[Start Records provided]

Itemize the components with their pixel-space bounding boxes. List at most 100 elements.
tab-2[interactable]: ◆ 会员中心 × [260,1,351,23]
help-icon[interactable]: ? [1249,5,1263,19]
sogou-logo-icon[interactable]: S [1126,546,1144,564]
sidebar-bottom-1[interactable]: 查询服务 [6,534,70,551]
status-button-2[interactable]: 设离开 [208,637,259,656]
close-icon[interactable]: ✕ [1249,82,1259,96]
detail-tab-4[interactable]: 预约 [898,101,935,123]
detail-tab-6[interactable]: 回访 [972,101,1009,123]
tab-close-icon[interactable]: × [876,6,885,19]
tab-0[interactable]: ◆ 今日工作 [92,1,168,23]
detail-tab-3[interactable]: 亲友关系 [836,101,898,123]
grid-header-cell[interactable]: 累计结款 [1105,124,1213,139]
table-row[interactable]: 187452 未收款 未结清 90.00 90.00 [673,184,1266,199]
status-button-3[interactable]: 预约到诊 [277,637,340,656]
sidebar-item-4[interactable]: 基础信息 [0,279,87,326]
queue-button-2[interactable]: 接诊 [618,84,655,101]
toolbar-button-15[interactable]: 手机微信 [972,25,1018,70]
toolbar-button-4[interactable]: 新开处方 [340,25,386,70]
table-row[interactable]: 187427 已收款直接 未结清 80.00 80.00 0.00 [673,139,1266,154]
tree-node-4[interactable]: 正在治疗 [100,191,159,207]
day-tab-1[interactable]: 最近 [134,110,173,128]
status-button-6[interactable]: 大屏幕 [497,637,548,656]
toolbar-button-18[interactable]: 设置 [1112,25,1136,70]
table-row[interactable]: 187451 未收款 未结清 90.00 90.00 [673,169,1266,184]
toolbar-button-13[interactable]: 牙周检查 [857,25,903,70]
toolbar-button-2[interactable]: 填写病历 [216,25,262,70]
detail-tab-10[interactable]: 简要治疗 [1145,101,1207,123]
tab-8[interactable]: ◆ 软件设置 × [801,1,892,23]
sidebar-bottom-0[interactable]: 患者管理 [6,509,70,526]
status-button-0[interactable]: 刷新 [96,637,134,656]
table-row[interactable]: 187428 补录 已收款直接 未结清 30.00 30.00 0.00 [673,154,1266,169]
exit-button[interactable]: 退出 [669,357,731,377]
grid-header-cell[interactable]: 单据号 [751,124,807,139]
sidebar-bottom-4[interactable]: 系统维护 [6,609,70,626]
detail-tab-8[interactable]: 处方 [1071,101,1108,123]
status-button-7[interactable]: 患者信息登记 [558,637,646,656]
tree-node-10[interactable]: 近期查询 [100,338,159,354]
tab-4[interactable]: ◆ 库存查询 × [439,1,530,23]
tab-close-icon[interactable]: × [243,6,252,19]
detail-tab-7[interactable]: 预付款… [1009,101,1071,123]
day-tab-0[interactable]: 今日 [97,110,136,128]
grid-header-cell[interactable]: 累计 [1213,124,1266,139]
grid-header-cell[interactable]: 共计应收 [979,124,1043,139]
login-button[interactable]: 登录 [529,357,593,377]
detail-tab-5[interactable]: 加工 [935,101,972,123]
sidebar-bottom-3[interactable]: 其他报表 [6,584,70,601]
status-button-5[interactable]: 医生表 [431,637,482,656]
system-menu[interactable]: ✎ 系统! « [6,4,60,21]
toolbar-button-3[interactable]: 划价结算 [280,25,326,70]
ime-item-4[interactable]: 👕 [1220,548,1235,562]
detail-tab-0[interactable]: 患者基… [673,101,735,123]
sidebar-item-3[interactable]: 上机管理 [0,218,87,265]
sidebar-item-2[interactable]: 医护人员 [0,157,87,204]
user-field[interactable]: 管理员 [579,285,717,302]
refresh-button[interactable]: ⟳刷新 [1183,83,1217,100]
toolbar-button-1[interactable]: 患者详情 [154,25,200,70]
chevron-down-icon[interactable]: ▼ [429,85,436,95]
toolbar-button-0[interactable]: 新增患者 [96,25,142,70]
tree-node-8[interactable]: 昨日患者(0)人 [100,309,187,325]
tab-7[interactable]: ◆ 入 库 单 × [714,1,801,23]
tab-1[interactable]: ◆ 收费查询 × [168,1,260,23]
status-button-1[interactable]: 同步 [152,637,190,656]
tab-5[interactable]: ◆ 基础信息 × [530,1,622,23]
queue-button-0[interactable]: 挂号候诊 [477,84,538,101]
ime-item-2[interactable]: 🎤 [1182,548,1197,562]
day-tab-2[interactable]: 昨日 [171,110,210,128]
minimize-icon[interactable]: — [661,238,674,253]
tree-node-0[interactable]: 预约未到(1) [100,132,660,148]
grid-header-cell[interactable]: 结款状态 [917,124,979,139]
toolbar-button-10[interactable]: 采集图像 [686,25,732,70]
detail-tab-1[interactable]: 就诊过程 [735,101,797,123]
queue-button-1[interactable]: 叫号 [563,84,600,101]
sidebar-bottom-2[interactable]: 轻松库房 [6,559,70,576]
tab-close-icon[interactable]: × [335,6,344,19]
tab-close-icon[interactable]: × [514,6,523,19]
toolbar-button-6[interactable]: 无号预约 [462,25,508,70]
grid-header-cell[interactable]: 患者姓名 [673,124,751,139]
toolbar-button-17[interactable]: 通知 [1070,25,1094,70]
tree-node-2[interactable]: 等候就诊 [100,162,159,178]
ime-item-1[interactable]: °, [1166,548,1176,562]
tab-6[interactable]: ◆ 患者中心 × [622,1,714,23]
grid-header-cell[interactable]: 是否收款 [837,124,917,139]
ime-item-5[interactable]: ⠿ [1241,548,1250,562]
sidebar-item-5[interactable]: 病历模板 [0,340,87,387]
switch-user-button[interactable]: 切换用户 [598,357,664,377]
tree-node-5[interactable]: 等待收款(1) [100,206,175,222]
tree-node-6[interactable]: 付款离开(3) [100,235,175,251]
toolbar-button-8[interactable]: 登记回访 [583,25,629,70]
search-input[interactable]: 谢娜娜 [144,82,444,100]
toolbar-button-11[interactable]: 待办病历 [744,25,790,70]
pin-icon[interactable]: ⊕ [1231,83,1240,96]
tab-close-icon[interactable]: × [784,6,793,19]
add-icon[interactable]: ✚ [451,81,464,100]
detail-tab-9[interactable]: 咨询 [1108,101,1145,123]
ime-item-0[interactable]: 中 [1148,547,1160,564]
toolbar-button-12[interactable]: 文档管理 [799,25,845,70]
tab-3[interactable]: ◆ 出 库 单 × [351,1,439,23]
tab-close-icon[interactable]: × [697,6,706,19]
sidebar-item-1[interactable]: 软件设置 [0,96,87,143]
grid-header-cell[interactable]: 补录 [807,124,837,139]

[End Records provided]

** Work to do **
Which lines in the records above contain the string "close", with case counting? Copy each of those lines in full.

** Answer to the exercise **
close-icon[interactable]: ✕ [1249,82,1259,96]
tab-close-icon[interactable]: × [876,6,885,19]
tab-close-icon[interactable]: × [243,6,252,19]
tab-close-icon[interactable]: × [335,6,344,19]
tab-close-icon[interactable]: × [514,6,523,19]
tab-close-icon[interactable]: × [784,6,793,19]
tab-close-icon[interactable]: × [697,6,706,19]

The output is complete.